======== Records for the exercise

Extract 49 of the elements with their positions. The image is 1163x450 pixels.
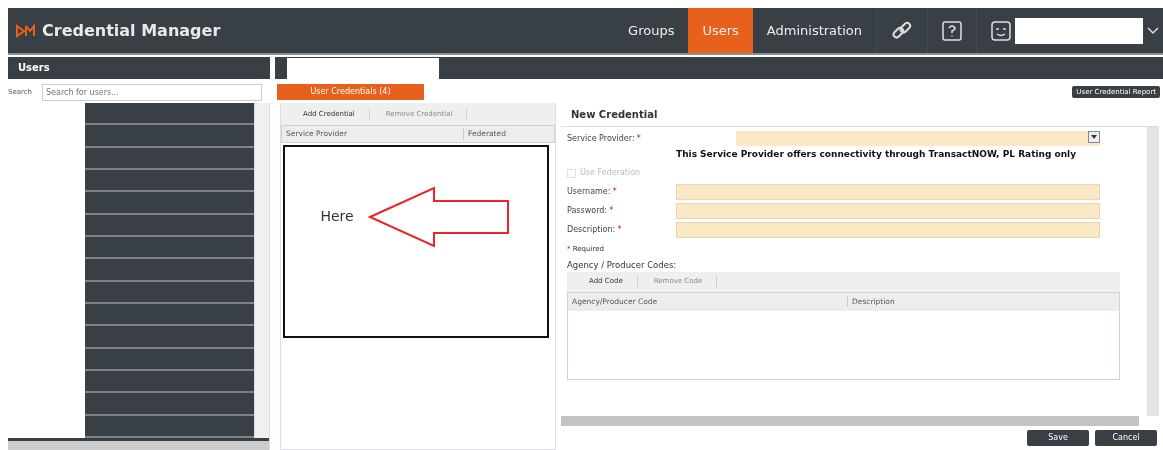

================
======== Records for the exercise

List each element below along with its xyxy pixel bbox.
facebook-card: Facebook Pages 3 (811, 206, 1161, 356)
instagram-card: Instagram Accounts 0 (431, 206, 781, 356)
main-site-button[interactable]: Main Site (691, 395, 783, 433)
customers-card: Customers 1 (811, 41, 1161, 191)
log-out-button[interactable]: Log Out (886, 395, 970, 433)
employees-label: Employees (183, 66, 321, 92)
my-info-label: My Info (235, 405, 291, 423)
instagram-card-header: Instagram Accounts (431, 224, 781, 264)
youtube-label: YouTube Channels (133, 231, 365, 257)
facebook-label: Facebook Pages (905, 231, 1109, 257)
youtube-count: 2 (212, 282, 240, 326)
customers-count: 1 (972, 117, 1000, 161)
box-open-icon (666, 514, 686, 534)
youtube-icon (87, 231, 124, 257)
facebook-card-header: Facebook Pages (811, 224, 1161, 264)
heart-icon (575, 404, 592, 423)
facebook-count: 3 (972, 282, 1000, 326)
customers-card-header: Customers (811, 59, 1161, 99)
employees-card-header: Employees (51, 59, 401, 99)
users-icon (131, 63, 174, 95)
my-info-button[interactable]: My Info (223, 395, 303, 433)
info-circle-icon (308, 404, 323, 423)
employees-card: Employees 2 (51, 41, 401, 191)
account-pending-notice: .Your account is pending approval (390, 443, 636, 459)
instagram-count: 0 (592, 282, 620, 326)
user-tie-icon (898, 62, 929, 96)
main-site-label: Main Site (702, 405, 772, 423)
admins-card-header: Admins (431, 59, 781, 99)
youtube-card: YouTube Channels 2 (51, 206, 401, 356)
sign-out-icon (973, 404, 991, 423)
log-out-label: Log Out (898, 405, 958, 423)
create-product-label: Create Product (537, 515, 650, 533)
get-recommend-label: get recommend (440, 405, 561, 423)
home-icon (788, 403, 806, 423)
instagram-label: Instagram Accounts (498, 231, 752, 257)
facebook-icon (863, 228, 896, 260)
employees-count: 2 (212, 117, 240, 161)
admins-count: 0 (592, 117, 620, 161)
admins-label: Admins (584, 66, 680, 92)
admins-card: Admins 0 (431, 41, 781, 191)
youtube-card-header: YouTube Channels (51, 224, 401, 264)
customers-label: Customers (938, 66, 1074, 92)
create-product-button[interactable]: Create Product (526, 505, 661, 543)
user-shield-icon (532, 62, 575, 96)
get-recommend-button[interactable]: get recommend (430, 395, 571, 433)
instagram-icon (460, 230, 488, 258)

================

● **Work to do**
Pick out every line in the listing above that contains the string "Accounts", and copy those lines. Letter case counts.

● **Response to the exercise**
instagram-card: Instagram Accounts 0 (431, 206, 781, 356)
instagram-card-header: Instagram Accounts (431, 224, 781, 264)
instagram-label: Instagram Accounts (498, 231, 752, 257)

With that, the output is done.